[Provided data]:
>>>>>

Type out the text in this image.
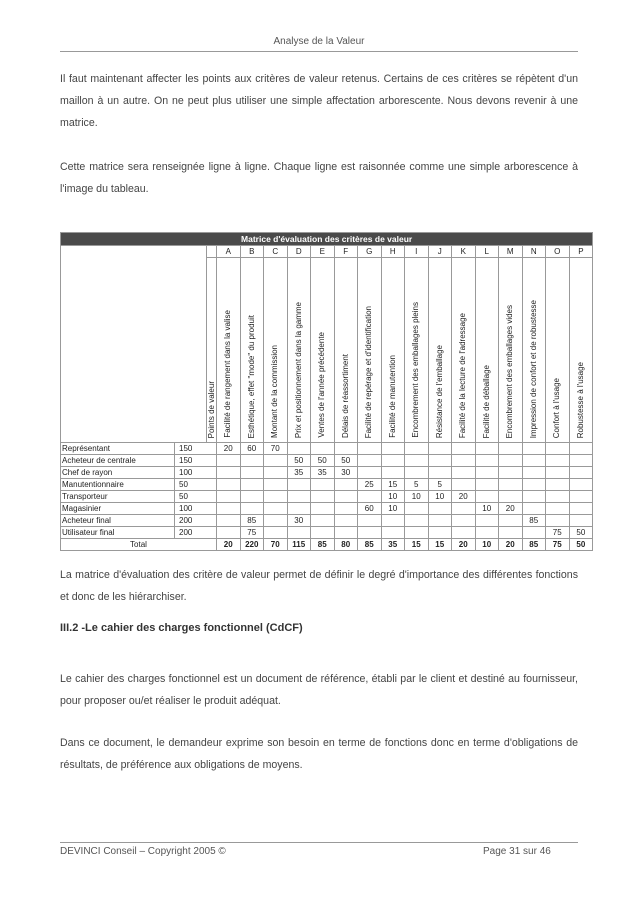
Analyse de la Valeur

Il faut maintenant affecter les points aux critères de valeur retenus. Certains de ces critères se répètent d'un maillon à un autre. On ne peut plus utiliser une simple affectation arborescente. Nous devons revenir à une matrice.

Cette matrice sera renseignée ligne à ligne. Chaque ligne est raisonnée comme une simple arborescence à l'image du tableau.

Matrice d'évaluation des critères de valeur																		
			A	B	C	D	E	F	G	H	I	J	K	L	M	N	O	P

		Points de valeur	Facilité de rangement dans la valise	Esthétique, effet "mode" du produit	Montant de la commission	Prix et positionnement dans la gamme	Ventes de l'année précédente	Délais de réassortiment	Facilité de repérage et d'identification	Facilité de manutention	Encombrement des emballages pleins	Résistance de l'emballage	Facilité de la lecture de l'adressage	Facilité de déballage	Encombrement des emballages vides	Impression de confort et de robustesse	Confort à l'usage	Robustesse à l'usage

Représentant	150		20	60	70													
Acheteur de centrale	150					50	50	50										
Chef de rayon	100					35	35	30										
Manutentionnaire	50								25	15	5	5						
Transporteur	50									10	10	10	20					
Magasinier	100								60	10				10	20			
Acheteur final	200			85		30										85		
Utilisateur final	200			75													75	50
Total			20	220	70	115	85	80	85	35	15	15	20	10	20	85	75	50

La matrice d'évaluation des critère de valeur permet de définir le degré d'importance des différentes fonctions et donc de les hiérarchiser.

III.2 -Le cahier des charges fonctionnel (CdCF)

Le cahier des charges fonctionnel est un document de référence, établi par le client et destiné au fournisseur, pour proposer ou/et réaliser le produit adéquat.

Dans ce document, le demandeur exprime son besoin en terme de fonctions donc en terme d'obligations de résultats, de préférence aux obligations de moyens.

DEVINCI Conseil – Copyright 2005 ©	Page 31 sur 46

<<<<<

[Goal]:
Without including any pictures, please restate all the records exactly.

[Complete output]:
Type out the text in this image.
Analyse de la Valeur

Il faut maintenant affecter les points aux critères de valeur retenus. Certains de ces critères se répètent d'un maillon à un autre. On ne peut plus utiliser une simple affectation arborescente. Nous devons revenir à une matrice.

Cette matrice sera renseignée ligne à ligne. Chaque ligne est raisonnée comme une simple arborescence à l'image du tableau.

Matrice d'évaluation des critères de valeur																		
			A	B	C	D	E	F	G	H	I	J	K	L	M	N	O	P

		Points de valeur	Facilité de rangement dans la valise	Esthétique, effet "mode" du produit	Montant de la commission	Prix et positionnement dans la gamme	Ventes de l'année précédente	Délais de réassortiment	Facilité de repérage et d'identification	Facilité de manutention	Encombrement des emballages pleins	Résistance de l'emballage	Facilité de la lecture de l'adressage	Facilité de déballage	Encombrement des emballages vides	Impression de confort et de robustesse	Confort à l'usage	Robustesse à l'usage

Représentant	150		20	60	70													
Acheteur de centrale	150					50	50	50										
Chef de rayon	100					35	35	30										
Manutentionnaire	50								25	15	5	5						
Transporteur	50									10	10	10	20					
Magasinier	100								60	10				10	20			
Acheteur final	200			85		30										85		
Utilisateur final	200			75													75	50
Total			20	220	70	115	85	80	85	35	15	15	20	10	20	85	75	50

La matrice d'évaluation des critère de valeur permet de définir le degré d'importance des différentes fonctions et donc de les hiérarchiser.

III.2 -Le cahier des charges fonctionnel (CdCF)

Le cahier des charges fonctionnel est un document de référence, établi par le client et destiné au fournisseur, pour proposer ou/et réaliser le produit adéquat.

Dans ce document, le demandeur exprime son besoin en terme de fonctions donc en terme d'obligations de résultats, de préférence aux obligations de moyens.

DEVINCI Conseil – Copyright 2005 ©	Page 31 sur 46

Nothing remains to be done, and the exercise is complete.